Among the records, how many lines carry the string "кандидоза"? Give that number with nothing added.

Records excerpted from a collection:
****

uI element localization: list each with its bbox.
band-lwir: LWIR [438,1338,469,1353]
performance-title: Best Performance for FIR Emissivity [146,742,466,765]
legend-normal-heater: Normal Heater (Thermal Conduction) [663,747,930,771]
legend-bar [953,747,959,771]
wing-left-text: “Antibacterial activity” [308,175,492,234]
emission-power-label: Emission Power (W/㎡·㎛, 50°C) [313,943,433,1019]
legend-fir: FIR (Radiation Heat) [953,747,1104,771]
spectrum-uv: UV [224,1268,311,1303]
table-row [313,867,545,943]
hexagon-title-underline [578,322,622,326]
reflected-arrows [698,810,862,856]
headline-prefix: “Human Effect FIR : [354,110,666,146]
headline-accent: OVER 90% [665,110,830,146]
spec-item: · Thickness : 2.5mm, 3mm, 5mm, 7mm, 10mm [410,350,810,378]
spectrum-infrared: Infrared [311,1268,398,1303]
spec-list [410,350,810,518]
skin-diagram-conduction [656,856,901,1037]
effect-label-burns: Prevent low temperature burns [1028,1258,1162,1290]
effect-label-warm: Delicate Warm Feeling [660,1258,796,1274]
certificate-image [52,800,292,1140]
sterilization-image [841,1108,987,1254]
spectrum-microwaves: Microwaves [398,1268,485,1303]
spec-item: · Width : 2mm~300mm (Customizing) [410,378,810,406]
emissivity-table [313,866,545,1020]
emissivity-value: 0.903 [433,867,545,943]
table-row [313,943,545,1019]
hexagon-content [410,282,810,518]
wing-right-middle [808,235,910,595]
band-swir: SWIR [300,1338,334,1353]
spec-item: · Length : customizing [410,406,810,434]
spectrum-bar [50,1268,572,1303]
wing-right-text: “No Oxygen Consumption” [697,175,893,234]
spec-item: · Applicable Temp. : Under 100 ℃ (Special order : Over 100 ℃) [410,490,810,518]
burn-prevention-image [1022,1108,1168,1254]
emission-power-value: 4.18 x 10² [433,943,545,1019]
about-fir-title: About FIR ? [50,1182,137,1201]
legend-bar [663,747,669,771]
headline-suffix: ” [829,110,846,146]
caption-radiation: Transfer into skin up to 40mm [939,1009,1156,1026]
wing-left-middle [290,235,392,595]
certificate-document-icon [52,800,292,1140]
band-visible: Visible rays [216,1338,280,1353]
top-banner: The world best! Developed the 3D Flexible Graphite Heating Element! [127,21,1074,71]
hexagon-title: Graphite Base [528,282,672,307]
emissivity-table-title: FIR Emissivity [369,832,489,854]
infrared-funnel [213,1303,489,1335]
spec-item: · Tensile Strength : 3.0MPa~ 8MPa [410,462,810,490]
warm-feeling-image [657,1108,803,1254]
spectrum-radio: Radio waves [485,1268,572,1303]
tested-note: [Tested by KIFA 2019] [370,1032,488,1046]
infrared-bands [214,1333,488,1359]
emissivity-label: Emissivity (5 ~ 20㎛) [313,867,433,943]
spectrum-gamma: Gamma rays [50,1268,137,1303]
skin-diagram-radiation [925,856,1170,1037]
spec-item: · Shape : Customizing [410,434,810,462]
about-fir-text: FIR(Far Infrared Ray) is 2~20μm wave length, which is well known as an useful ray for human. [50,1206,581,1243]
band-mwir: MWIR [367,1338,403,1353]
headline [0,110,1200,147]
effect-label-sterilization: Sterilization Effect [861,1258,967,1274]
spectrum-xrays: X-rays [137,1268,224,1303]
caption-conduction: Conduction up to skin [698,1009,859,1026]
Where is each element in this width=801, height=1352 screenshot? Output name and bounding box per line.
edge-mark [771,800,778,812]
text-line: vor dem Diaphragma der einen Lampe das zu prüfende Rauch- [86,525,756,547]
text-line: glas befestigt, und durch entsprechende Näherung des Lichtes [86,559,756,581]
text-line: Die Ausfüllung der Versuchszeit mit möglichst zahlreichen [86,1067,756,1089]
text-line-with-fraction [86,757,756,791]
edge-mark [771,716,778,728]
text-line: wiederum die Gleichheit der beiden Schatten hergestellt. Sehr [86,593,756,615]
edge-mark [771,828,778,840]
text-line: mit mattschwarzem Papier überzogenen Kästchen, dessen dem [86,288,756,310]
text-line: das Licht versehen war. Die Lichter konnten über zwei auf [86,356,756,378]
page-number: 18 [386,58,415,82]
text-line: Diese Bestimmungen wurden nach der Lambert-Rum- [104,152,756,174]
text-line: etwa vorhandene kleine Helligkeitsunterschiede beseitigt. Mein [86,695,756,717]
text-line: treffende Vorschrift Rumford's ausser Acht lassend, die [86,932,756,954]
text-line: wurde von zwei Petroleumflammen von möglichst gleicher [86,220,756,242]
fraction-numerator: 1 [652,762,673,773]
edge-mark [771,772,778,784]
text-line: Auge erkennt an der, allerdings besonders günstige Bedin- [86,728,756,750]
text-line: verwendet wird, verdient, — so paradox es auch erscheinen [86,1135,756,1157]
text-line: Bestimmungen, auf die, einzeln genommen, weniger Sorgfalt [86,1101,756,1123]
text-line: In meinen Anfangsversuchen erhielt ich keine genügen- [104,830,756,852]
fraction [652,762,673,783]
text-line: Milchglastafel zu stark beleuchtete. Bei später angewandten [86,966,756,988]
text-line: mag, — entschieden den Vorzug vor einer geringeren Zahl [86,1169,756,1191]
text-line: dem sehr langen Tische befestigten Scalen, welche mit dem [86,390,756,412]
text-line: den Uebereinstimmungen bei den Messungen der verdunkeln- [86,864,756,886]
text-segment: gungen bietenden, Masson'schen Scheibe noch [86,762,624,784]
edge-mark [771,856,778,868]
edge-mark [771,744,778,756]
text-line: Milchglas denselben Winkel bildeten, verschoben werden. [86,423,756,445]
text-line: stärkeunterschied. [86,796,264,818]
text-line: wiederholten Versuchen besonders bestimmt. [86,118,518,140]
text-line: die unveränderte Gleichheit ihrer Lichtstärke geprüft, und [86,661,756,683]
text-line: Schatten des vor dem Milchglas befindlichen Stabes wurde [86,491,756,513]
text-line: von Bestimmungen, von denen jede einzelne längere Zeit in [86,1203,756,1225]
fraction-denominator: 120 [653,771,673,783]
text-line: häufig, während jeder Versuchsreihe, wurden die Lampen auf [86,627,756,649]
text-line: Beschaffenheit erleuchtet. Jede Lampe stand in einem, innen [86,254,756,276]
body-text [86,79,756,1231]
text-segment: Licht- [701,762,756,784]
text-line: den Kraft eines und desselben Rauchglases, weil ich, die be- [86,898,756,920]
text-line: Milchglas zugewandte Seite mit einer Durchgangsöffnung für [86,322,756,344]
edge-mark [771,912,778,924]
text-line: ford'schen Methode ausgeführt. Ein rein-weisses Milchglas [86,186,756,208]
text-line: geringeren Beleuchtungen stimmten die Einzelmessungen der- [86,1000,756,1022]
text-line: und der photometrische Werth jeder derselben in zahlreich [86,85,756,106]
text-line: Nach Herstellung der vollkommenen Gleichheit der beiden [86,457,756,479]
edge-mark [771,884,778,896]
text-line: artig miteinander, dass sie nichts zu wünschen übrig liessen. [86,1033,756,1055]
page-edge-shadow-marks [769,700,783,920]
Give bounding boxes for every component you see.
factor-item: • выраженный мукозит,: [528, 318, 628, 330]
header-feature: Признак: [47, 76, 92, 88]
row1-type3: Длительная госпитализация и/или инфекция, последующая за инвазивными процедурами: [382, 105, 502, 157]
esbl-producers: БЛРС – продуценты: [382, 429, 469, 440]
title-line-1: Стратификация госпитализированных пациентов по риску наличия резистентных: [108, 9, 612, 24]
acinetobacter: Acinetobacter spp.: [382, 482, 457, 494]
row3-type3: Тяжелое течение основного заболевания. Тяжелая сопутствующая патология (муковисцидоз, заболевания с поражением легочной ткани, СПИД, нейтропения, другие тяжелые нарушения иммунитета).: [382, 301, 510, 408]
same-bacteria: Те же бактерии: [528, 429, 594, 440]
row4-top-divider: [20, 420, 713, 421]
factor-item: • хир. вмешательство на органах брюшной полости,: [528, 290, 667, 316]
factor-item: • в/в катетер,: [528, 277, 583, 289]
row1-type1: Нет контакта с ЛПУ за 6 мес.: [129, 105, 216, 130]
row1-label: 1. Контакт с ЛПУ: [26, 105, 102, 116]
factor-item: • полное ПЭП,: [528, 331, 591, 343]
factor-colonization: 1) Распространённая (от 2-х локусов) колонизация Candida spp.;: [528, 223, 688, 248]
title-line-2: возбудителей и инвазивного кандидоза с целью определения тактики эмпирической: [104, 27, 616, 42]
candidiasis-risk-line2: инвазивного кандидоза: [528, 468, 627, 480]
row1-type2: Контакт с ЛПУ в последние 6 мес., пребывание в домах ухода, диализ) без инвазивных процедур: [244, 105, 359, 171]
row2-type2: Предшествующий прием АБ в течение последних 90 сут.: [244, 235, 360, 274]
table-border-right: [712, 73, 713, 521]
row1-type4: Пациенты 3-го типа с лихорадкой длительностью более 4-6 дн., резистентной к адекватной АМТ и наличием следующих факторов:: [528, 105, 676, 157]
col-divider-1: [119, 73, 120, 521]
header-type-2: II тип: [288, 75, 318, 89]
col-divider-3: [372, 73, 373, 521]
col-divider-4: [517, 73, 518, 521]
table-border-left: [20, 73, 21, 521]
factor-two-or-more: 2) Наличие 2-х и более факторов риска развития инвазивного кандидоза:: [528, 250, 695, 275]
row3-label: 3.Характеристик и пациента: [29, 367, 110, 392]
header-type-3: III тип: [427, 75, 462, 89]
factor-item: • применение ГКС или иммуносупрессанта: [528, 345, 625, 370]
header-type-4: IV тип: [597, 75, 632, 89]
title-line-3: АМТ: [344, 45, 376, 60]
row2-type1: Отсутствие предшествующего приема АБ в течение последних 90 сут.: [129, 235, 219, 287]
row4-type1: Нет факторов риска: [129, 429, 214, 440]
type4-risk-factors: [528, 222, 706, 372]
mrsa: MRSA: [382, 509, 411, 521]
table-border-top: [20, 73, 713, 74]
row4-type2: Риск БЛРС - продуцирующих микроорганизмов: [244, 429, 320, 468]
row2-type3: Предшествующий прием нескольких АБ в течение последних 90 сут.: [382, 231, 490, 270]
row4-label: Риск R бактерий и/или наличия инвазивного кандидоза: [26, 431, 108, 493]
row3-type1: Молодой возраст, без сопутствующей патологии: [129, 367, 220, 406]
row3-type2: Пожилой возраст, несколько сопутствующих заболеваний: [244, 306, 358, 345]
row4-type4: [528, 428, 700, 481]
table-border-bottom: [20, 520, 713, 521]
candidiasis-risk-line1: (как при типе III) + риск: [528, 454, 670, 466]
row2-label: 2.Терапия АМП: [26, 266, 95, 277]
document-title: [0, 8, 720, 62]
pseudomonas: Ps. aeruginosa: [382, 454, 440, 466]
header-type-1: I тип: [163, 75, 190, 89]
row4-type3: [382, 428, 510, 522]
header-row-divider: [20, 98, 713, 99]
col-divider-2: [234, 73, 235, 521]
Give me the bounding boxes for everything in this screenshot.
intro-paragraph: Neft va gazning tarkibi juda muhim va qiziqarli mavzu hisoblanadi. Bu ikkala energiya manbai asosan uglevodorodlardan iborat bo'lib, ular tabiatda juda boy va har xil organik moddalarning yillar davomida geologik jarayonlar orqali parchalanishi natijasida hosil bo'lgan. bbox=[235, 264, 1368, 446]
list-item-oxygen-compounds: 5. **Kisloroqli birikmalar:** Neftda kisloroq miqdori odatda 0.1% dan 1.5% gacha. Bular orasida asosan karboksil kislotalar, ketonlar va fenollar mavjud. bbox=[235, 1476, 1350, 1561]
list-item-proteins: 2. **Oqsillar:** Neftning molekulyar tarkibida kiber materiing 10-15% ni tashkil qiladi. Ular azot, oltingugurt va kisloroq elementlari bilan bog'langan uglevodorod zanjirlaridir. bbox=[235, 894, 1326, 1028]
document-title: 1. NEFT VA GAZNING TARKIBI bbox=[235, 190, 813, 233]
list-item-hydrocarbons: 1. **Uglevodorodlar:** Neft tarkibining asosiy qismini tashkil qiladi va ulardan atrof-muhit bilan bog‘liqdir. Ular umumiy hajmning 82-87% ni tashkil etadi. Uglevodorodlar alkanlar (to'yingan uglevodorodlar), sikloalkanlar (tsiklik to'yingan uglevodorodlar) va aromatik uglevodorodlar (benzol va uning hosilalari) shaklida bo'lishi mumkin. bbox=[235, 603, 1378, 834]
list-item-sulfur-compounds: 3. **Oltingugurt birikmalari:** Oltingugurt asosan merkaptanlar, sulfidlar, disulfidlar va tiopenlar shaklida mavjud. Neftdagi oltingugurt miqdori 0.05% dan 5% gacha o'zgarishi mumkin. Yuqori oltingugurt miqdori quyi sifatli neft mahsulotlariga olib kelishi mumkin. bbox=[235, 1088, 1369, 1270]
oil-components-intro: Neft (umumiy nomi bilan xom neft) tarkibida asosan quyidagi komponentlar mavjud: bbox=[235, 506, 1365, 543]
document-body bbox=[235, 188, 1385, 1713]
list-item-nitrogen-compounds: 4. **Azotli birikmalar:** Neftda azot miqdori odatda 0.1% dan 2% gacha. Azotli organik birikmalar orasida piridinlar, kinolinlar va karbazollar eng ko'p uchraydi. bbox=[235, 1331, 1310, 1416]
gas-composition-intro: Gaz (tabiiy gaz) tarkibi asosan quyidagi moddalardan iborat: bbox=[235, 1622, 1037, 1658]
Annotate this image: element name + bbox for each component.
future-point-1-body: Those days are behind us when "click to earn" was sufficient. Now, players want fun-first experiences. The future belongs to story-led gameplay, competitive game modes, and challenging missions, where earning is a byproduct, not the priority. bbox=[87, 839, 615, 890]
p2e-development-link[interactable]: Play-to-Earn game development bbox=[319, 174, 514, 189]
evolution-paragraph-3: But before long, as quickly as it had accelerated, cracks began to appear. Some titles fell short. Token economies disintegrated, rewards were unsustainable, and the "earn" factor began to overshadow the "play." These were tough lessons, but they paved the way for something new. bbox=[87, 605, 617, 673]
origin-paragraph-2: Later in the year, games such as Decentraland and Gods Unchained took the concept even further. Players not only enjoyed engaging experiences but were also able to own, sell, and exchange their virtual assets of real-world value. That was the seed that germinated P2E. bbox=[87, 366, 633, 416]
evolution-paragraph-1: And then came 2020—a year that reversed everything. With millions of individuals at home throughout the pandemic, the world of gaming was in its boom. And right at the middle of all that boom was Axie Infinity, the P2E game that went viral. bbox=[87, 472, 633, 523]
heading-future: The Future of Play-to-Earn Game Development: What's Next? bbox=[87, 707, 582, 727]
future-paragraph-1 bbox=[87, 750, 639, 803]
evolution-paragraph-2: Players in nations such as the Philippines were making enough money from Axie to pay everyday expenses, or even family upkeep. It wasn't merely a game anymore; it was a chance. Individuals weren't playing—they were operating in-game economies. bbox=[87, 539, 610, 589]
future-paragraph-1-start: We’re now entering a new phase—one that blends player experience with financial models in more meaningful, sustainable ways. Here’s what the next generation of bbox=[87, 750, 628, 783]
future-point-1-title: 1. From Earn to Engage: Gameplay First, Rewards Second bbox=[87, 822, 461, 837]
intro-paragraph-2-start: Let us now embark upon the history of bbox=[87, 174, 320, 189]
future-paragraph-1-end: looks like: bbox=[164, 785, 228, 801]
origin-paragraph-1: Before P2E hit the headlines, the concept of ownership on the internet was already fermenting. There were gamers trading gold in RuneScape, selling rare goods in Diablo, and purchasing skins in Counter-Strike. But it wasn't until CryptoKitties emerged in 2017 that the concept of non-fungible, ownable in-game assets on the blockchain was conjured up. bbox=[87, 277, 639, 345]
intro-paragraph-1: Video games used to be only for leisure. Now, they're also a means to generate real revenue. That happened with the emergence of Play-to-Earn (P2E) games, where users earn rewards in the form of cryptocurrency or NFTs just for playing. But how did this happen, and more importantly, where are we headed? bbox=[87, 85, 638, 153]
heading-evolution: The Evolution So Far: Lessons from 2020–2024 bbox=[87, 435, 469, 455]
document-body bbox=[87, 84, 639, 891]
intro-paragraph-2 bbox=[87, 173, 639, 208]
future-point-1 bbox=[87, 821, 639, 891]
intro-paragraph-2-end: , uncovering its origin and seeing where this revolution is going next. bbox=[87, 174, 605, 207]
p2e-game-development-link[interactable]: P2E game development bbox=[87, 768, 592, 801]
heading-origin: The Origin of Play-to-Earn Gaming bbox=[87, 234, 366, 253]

****

- **ANSWER**
4